> _AIM_:
Each line that contains the string "экологии" counts once; report how many such lines appear in the data, as a number only.

> _DATA EXTRACT_:
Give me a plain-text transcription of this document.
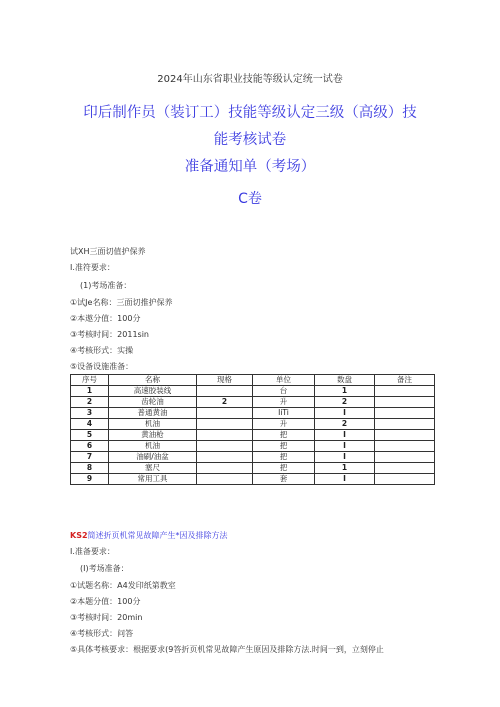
2024年山东省职业技能等级认定统一试卷
印后制作员（装订工）技能等级认定三级（高级）技
能考核试卷
准备通知单（考场）
C卷
试XH三面切值护保养
I.准符要求：
(1)考场准备：
①试Je名称：三面切推护保养
②本遨分值：100分
③考核时间：2011sin
④考核形式：实操
⑤设备设施准备：
序号	名称	现格	单位	数盘	备注
1	高速胶装线		台	1	
2	齿轮油	2	升	2	
3	普通黄油		IiTi	I	
4	机油		升	2	
5	黄油枪		把	I	
6	机油		把	I	
7	油刷/油盆		把	I	
8	塞尺		把	1	
9	常用工具		套	I	
KS2简述折页机常见故障产生*因及排除方法
I.准备要求：
(I)考场准备：
①试题名称：A4发印纸第教室
②本题分值：100分
③考核时间：20min
④考核形式：问答
⑤具体考核要求：根据要求(9答折页机常见故障产生原因及排除方法.时间一到，立刻停止
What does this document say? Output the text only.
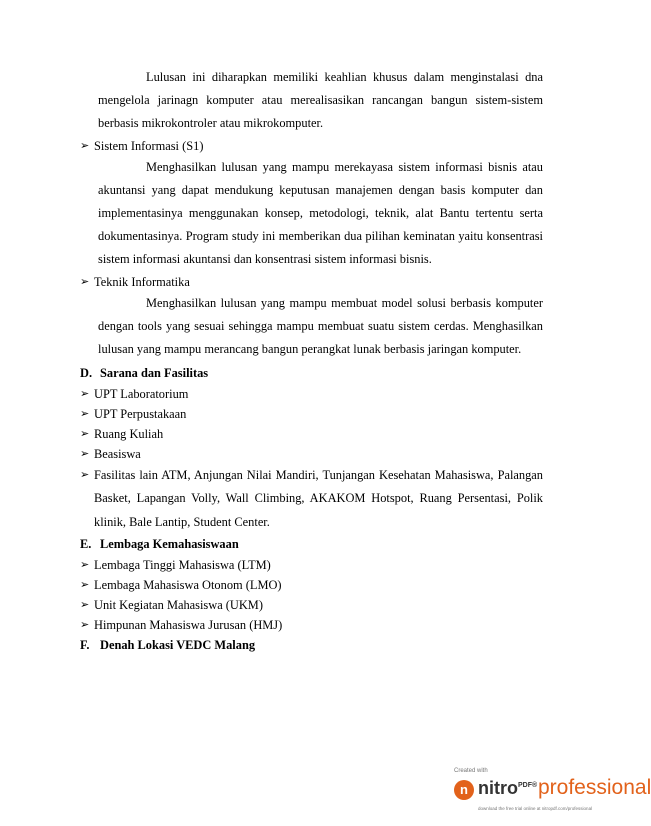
Lulusan ini diharapkan memiliki keahlian khusus dalam menginstalasi dna mengelola jarinagn komputer atau merealisasikan rancangan bangun sistem-sistem berbasis mikrokontroler atau mikrokomputer.

➢ Sistem Informasi (S1)

Menghasilkan lulusan yang mampu merekayasa sistem informasi bisnis atau akuntansi yang dapat mendukung keputusan manajemen dengan basis komputer dan implementasinya menggunakan konsep, metodologi, teknik, alat Bantu tertentu serta dokumentasinya. Program study ini memberikan dua pilihan keminatan yaitu konsentrasi sistem informasi akuntansi dan konsentrasi sistem informasi bisnis.

➢ Teknik Informatika

Menghasilkan lulusan yang mampu membuat model solusi berbasis komputer dengan tools yang sesuai sehingga mampu membuat suatu sistem cerdas. Menghasilkan lulusan yang mampu merancang bangun perangkat lunak berbasis jaringan komputer.

D. Sarana dan Fasilitas

➢ UPT Laboratorium
➢ UPT Perpustakaan
➢ Ruang Kuliah
➢ Beasiswa
➢ Fasilitas lain ATM, Anjungan Nilai Mandiri, Tunjangan Kesehatan Mahasiswa, Palangan Basket, Lapangan Volly, Wall Climbing, AKAKOM Hotspot, Ruang Persentasi, Polik klinik, Bale Lantip, Student Center.

E. Lembaga Kemahasiswaan

➢ Lembaga Tinggi Mahasiswa (LTM)
➢ Lembaga Mahasiswa Otonom (LMO)
➢ Unit Kegiatan Mahasiswa (UKM)
➢ Himpunan Mahasiswa Jurusan (HMJ)

F. Denah Lokasi VEDC Malang

Created with
n nitro$^{PDF®}$ professional
download the free trial online at nitropdf.com/professional
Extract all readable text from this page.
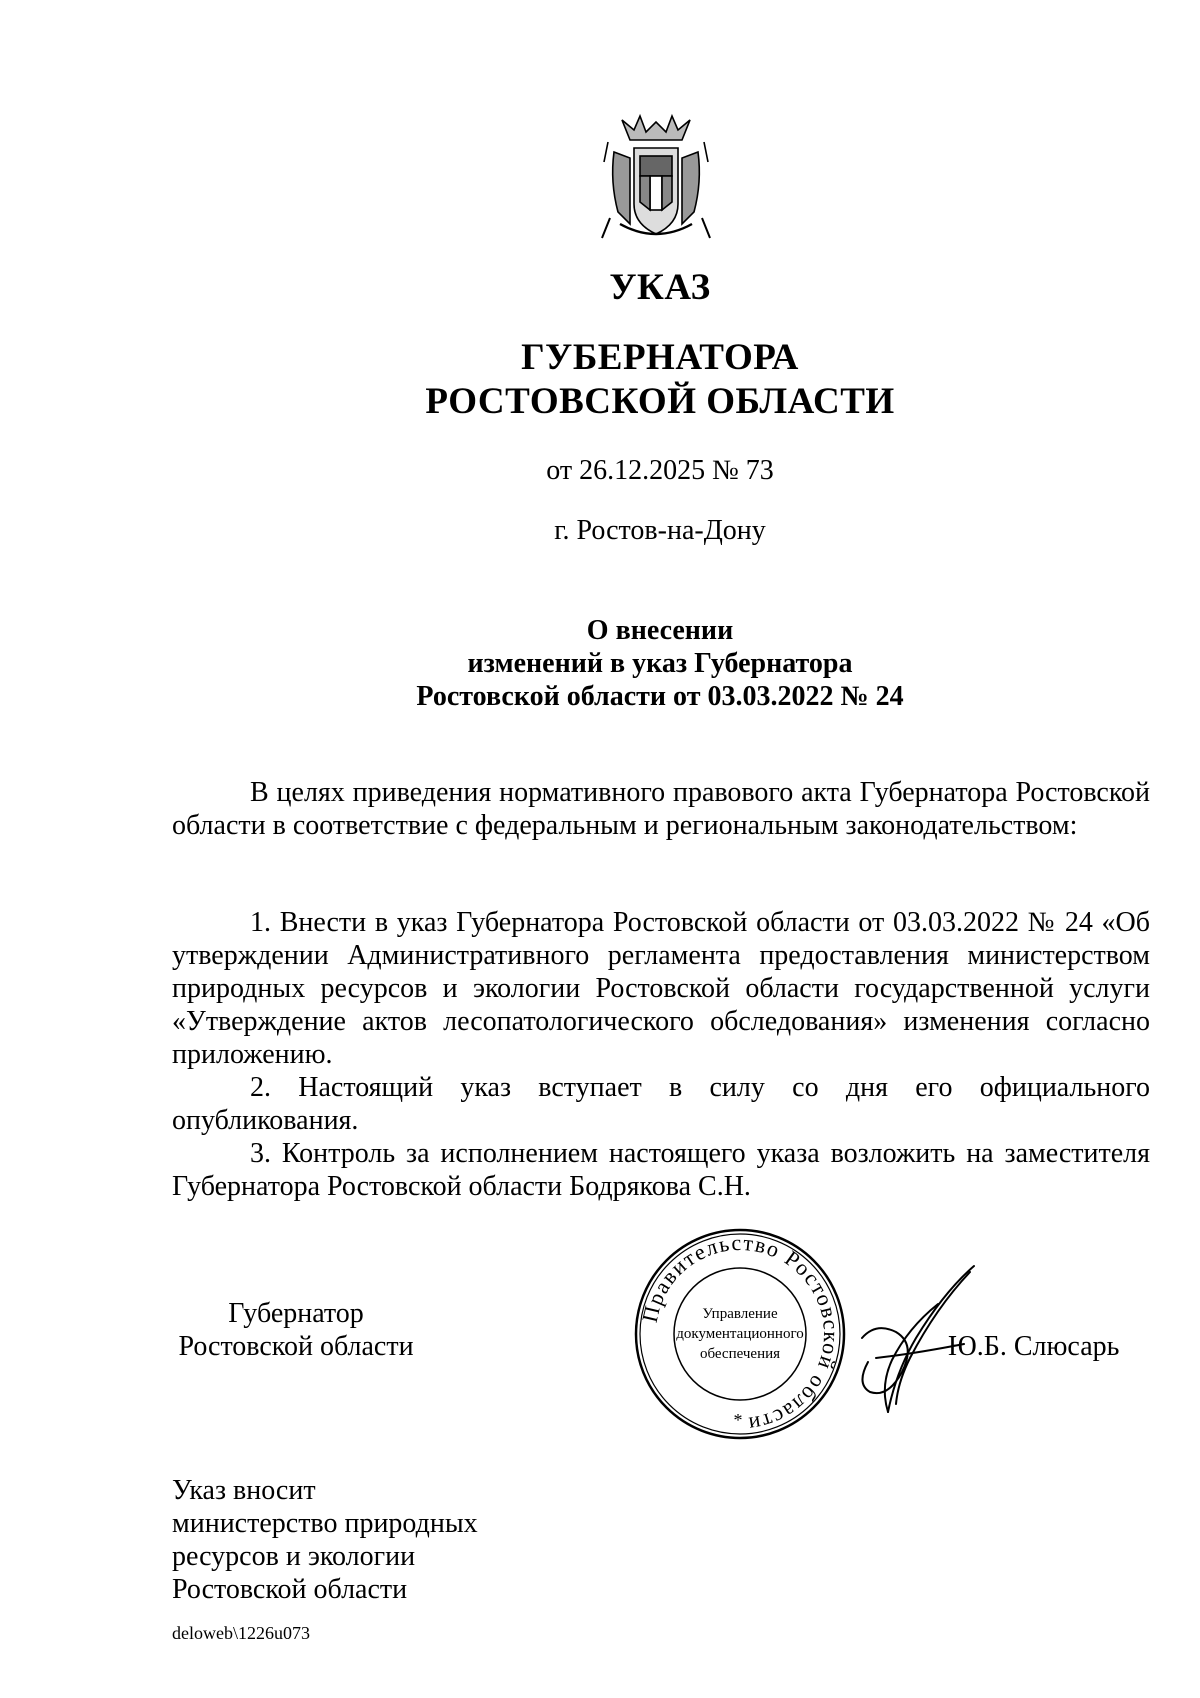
УКАЗ
ГУБЕРНАТОРА
РОСТОВСКОЙ ОБЛАСТИ
от 26.12.2025 № 73
г. Ростов-на-Дону
О внесении
изменений в указ Губернатора
Ростовской области от 03.03.2022 № 24
В целях приведения нормативного правового акта Губернатора Ростовской области в соответствие с федеральным и региональным законодательством:
1. Внести в указ Губернатора Ростовской области от 03.03.2022 № 24 «Об утверждении Административного регламента предоставления министерством природных ресурсов и экологии Ростовской области государственной услуги «Утверждение актов лесопатологического обследования» изменения согласно приложению.
2. Настоящий указ вступает в силу со дня его официального опубликования.
3. Контроль за исполнением настоящего указа возложить на заместителя Губернатора Ростовской области Бодрякова С.Н.
Губернатор
Ростовской области
Правительство Ростовской области
Управление
документационного
обеспечения
*
Ю.Б. Слюсарь
Указ вносит
министерство природных
ресурсов и экологии
Ростовской области
deloweb\1226u073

> _ANSWER TO THIS PROBLEM_:
2